=== RECORDS ===

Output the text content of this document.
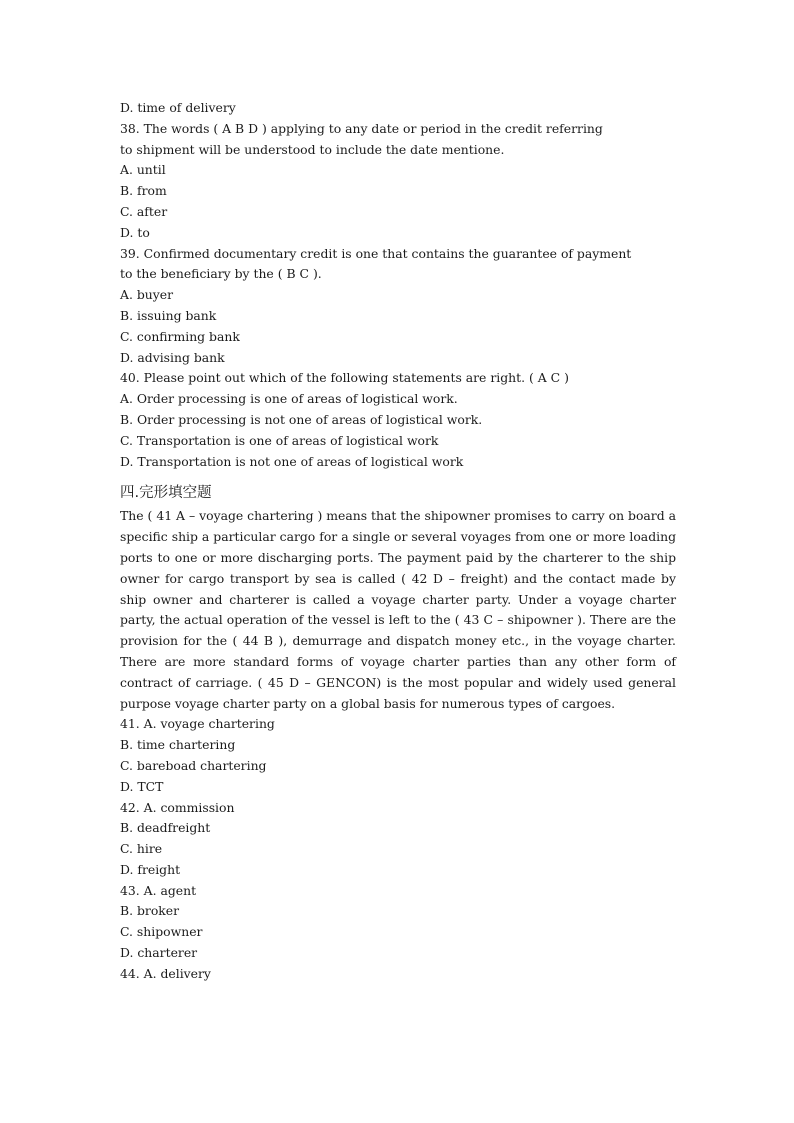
D. time of delivery
38. The words ( A B D ) applying to any date or period in the credit referring
to shipment will be understood to include the date mentione.
A. until
B. from
C. after
D. to
39. Confirmed documentary credit is one that contains the guarantee of payment
to the beneficiary by the ( B C ).
A. buyer
B. issuing bank
C. confirming bank
D. advising bank
40. Please point out which of the following statements are right. ( A C )
A. Order processing is one of areas of logistical work.
B. Order processing is not one of areas of logistical work.
C. Transportation is one of areas of logistical work
D. Transportation is not one of areas of logistical work
四.完形填空题
The ( 41 A – voyage chartering ) means that the shipowner promises to carry on board a specific ship a particular cargo for a single or several voyages from one or more loading ports to one or more discharging ports. The payment paid by the charterer to the ship owner for cargo transport by sea is called ( 42 D – freight) and the contact made by ship owner and charterer is called a voyage charter party. Under a voyage charter party, the actual operation of the vessel is left to the ( 43 C – shipowner ). There are the provision for the ( 44 B ), demurrage and dispatch money etc., in the voyage charter. There are more standard forms of voyage charter parties than any other form of contract of carriage. ( 45 D – GENCON) is the most popular and widely used general purpose voyage charter party on a global basis for numerous types of cargoes.
41. A. voyage chartering
B. time chartering
C. bareboad chartering
D. TCT
42. A. commission
B. deadfreight
C. hire
D. freight
43. A. agent
B. broker
C. shipowner
D. charterer
44. A. delivery
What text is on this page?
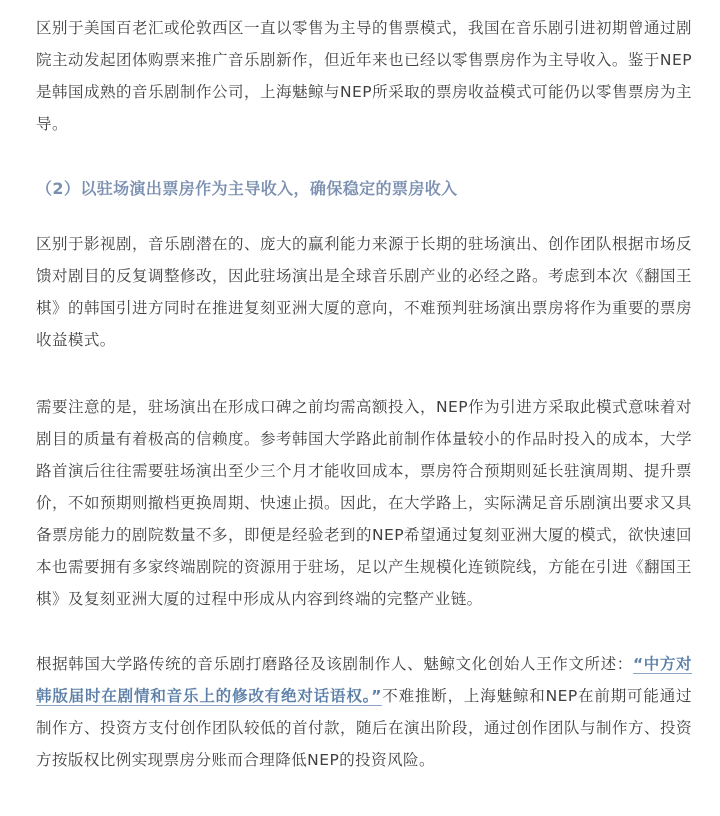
区别于美国百老汇或伦敦西区一直以零售为主导的售票模式，我国在音乐剧引进初期曾通过剧院主动发起团体购票来推广音乐剧新作，但近年来也已经以零售票房作为主导收入。鉴于NEP是韩国成熟的音乐剧制作公司，上海魅鲸与NEP所采取的票房收益模式可能仍以零售票房为主导。

（2）以驻场演出票房作为主导收入，确保稳定的票房收入

区别于影视剧，音乐剧潜在的、庞大的赢利能力来源于长期的驻场演出、创作团队根据市场反馈对剧目的反复调整修改，因此驻场演出是全球音乐剧产业的必经之路。考虑到本次《翻国王棋》的韩国引进方同时在推进复刻亚洲大厦的意向，不难预判驻场演出票房将作为重要的票房收益模式。

需要注意的是，驻场演出在形成口碑之前均需高额投入，NEP作为引进方采取此模式意味着对剧目的质量有着极高的信赖度。参考韩国大学路此前制作体量较小的作品时投入的成本，大学路首演后往往需要驻场演出至少三个月才能收回成本，票房符合预期则延长驻演周期、提升票价，不如预期则撤档更换周期、快速止损。因此，在大学路上，实际满足音乐剧演出要求又具备票房能力的剧院数量不多，即便是经验老到的NEP希望通过复刻亚洲大厦的模式，欲快速回本也需要拥有多家终端剧院的资源用于驻场，足以产生规模化连锁院线，方能在引进《翻国王棋》及复刻亚洲大厦的过程中形成从内容到终端的完整产业链。

根据韩国大学路传统的音乐剧打磨路径及该剧制作人、魅鲸文化创始人王作文所述：“中方对韩版届时在剧情和音乐上的修改有绝对话语权。”不难推断，上海魅鲸和NEP在前期可能通过制作方、投资方支付创作团队较低的首付款，随后在演出阶段，通过创作团队与制作方、投资方按版权比例实现票房分账而合理降低NEP的投资风险。
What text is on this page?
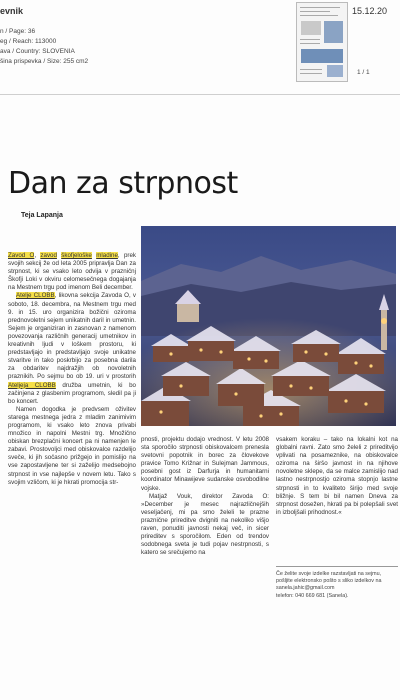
evnik
n / Page: 36
eg / Reach: 113000
ava / Country: SLOVENIA
šina prispevka / Size: 255 cm2
15.12.20
1 / 1
Dan za strpnost
Teja Lapanja

Zavod O, zavod škofjeloške mladine, prek svojih sekcij že od leta 2005 pripravlja Dan za strpnost, ki se vsako leto odvija v prazničnj Škofji Loki v okviru celomesečnega dogajanja na Mestnem trgu pod imenom Beli december.

Atelje CLOBB, likovna sekcija Zavoda O, v soboto, 18. decembra, na Mestnem trgu med 9. in 15. uro organizira božični oziroma prednovoletni sejem unikatnih daril in umetnin. Sejem je organiziran in zasnovan z namenom povezovanja različnih generacij umetnikov in kreativnih ljudi v loškem prostoru, ki predstavljajo in predstavljajo svoje unikatne stvaritve in tako poskrbijo za posebna darila za obdaritev najdražjih ob novoletnih praznikih. Po sejmu bo ob 19. uri v prostorih Ateljeja CLOBB družba umetnin, ki bo začinjena z glasbenim programom, sledil pa ji bo koncert.

Namen dogodka je predvsem oživitev starega mestnega jedra z mladim zanimivim programom, ki vsako leto znova privabi množico in napolni Mestni trg. Množično obiskan brezplačni koncert pa ni namenjen le zabavi. Prostovoljci med obiskovalce razdelijo sveče, ki jih sočasno prižgejo in pomislijo na vse zapostavljene ter si zaželijo medsebojno strpnost in vse najlepše v novem letu. Tako s svojim vzličom, ki je hkrati promocija str-

pnosti, projektu dodajo vrednost. V letu 2008 sta sporočilo strpnosti obiskovalcem prenesla svetovni popotnik in borec za človekove pravice Tomo Križnar in Sulejman Jammous, posebni gost iz Darfurja in humanitarni koordinator Minawijeve sudanske osvobodilne vojske.

Matjaž Vouk, direktor Zavoda O: »December je mesec najrazličnejših veseljačenj, mi pa smo želeli te prazne praznične prireditve dvigniti na nekoliko višjo raven, ponuditi javnosti nekaj več, in sicer prireditev s sporočilom. Eden od trendov sodobnega sveta je tudi pojav nestrpnosti, s katero se srečujemo na

vsakem koraku – tako na lokalni kot na globalni ravni. Zato smo želeli z prireditvijo vplivati na posameznike, na obiskovalce oziroma na širšo javnost in na njihove novoletne sklepe, da se malce zamislijo nad lastno nestrpnostjo oziroma stopnjo lastne strpnosti in to kvaliteto širijo med svoje bližnje. S tem bi bil namen Dneva za strpnost dosežen, hkrati pa bi polepšali svet in izboljšali prihodnost.«

Če želite svoje izdelke razstavljati na sejmu,
pošljite elektronsko pošto s sliko izdelkov na
sanela.jahic@gmail.com
telefon: 040 669 681 (Sanela).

===

WRITTEN EXERCISE:
Images must not appear in the copy; reproduce everything else in the records verbatim.

EXERCISE SOLUTION:
Output the text content of this document.
D. time of delivery
38. The words ( A B D ) applying to any date or period in the credit referring
to shipment will be understood to include the date mentione.
A. until
B. from
C. after
D. to
39. Confirmed documentary credit is one that contains the guarantee of payment
to the beneficiary by the ( B C ).
A. buyer
B. issuing bank
C. confirming bank
D. advising bank
40. Please point out which of the following statements are right. ( A C )
A. Order processing is one of areas of logistical work.
B. Order processing is not one of areas of logistical work.
C. Transportation is one of areas of logistical work
D. Transportation is not one of areas of logistical work
四.完形填空题
The ( 41 A – voyage chartering ) means that the shipowner promises to carry on board a specific ship a particular cargo for a single or several voyages from one or more loading ports to one or more discharging ports. The payment paid by the charterer to the ship owner for cargo transport by sea is called ( 42 D – freight) and the contact made by ship owner and charterer is called a voyage charter party. Under a voyage charter party, the actual operation of the vessel is left to the ( 43 C – shipowner ). There are the provision for the ( 44 B ), demurrage and dispatch money etc., in the voyage charter. There are more standard forms of voyage charter parties than any other form of contract of carriage. ( 45 D – GENCON) is the most popular and widely used general purpose voyage charter party on a global basis for numerous types of cargoes.
41. A. voyage chartering
B. time chartering
C. bareboad chartering
D. TCT
42. A. commission
B. deadfreight
C. hire
D. freight
43. A. agent
B. broker
C. shipowner
D. charterer
44. A. delivery
What text is on this page?
区别于美国百老汇或伦敦西区一直以零售为主导的售票模式，我国在音乐剧引进初期曾通过剧院主动发起团体购票来推广音乐剧新作，但近年来也已经以零售票房作为主导收入。鉴于NEP是韩国成熟的音乐剧制作公司，上海魅鲸与NEP所采取的票房收益模式可能仍以零售票房为主导。

（2）以驻场演出票房作为主导收入，确保稳定的票房收入

区别于影视剧，音乐剧潜在的、庞大的赢利能力来源于长期的驻场演出、创作团队根据市场反馈对剧目的反复调整修改，因此驻场演出是全球音乐剧产业的必经之路。考虑到本次《翻国王棋》的韩国引进方同时在推进复刻亚洲大厦的意向，不难预判驻场演出票房将作为重要的票房收益模式。

需要注意的是，驻场演出在形成口碑之前均需高额投入，NEP作为引进方采取此模式意味着对剧目的质量有着极高的信赖度。参考韩国大学路此前制作体量较小的作品时投入的成本，大学路首演后往往需要驻场演出至少三个月才能收回成本，票房符合预期则延长驻演周期、提升票价，不如预期则撤档更换周期、快速止损。因此，在大学路上，实际满足音乐剧演出要求又具备票房能力的剧院数量不多，即便是经验老到的NEP希望通过复刻亚洲大厦的模式，欲快速回本也需要拥有多家终端剧院的资源用于驻场，足以产生规模化连锁院线，方能在引进《翻国王棋》及复刻亚洲大厦的过程中形成从内容到终端的完整产业链。

根据韩国大学路传统的音乐剧打磨路径及该剧制作人、魅鲸文化创始人王作文所述：“中方对韩版届时在剧情和音乐上的修改有绝对话语权。”不难推断，上海魅鲸和NEP在前期可能通过制作方、投资方支付创作团队较低的首付款，随后在演出阶段，通过创作团队与制作方、投资方按版权比例实现票房分账而合理降低NEP的投资风险。
What text is on this page?
evnik
n / Page: 36
eg / Reach: 113000
ava / Country: SLOVENIA
šina prispevka / Size: 255 cm2
15.12.20
1 / 1
Dan za strpnost
Teja Lapanja

Zavod O, zavod škofjeloške mladine, prek svojih sekcij že od leta 2005 pripravlja Dan za strpnost, ki se vsako leto odvija v prazničnj Škofji Loki v okviru celomesečnega dogajanja na Mestnem trgu pod imenom Beli december.

Atelje CLOBB, likovna sekcija Zavoda O, v soboto, 18. decembra, na Mestnem trgu med 9. in 15. uro organizira božični oziroma prednovoletni sejem unikatnih daril in umetnin. Sejem je organiziran in zasnovan z namenom povezovanja različnih generacij umetnikov in kreativnih ljudi v loškem prostoru, ki predstavljajo in predstavljajo svoje unikatne stvaritve in tako poskrbijo za posebna darila za obdaritev najdražjih ob novoletnih praznikih. Po sejmu bo ob 19. uri v prostorih Ateljeja CLOBB družba umetnin, ki bo začinjena z glasbenim programom, sledil pa ji bo koncert.

Namen dogodka je predvsem oživitev starega mestnega jedra z mladim zanimivim programom, ki vsako leto znova privabi množico in napolni Mestni trg. Množično obiskan brezplačni koncert pa ni namenjen le zabavi. Prostovoljci med obiskovalce razdelijo sveče, ki jih sočasno prižgejo in pomislijo na vse zapostavljene ter si zaželijo medsebojno strpnost in vse najlepše v novem letu. Tako s svojim vzličom, ki je hkrati promocija str-

pnosti, projektu dodajo vrednost. V letu 2008 sta sporočilo strpnosti obiskovalcem prenesla svetovni popotnik in borec za človekove pravice Tomo Križnar in Sulejman Jammous, posebni gost iz Darfurja in humanitarni koordinator Minawijeve sudanske osvobodilne vojske.

Matjaž Vouk, direktor Zavoda O: »December je mesec najrazličnejših veseljačenj, mi pa smo želeli te prazne praznične prireditve dvigniti na nekoliko višjo raven, ponuditi javnosti nekaj več, in sicer prireditev s sporočilom. Eden od trendov sodobnega sveta je tudi pojav nestrpnosti, s katero se srečujemo na

vsakem koraku – tako na lokalni kot na globalni ravni. Zato smo želeli z prireditvijo vplivati na posameznike, na obiskovalce oziroma na širšo javnost in na njihove novoletne sklepe, da se malce zamislijo nad lastno nestrpnostjo oziroma stopnjo lastne strpnosti in to kvaliteto širijo med svoje bližnje. S tem bi bil namen Dneva za strpnost dosežen, hkrati pa bi polepšali svet in izboljšali prihodnost.«

Če želite svoje izdelke razstavljati na sejmu,
pošljite elektronsko pošto s sliko izdelkov na
sanela.jahic@gmail.com
telefon: 040 669 681 (Sanela).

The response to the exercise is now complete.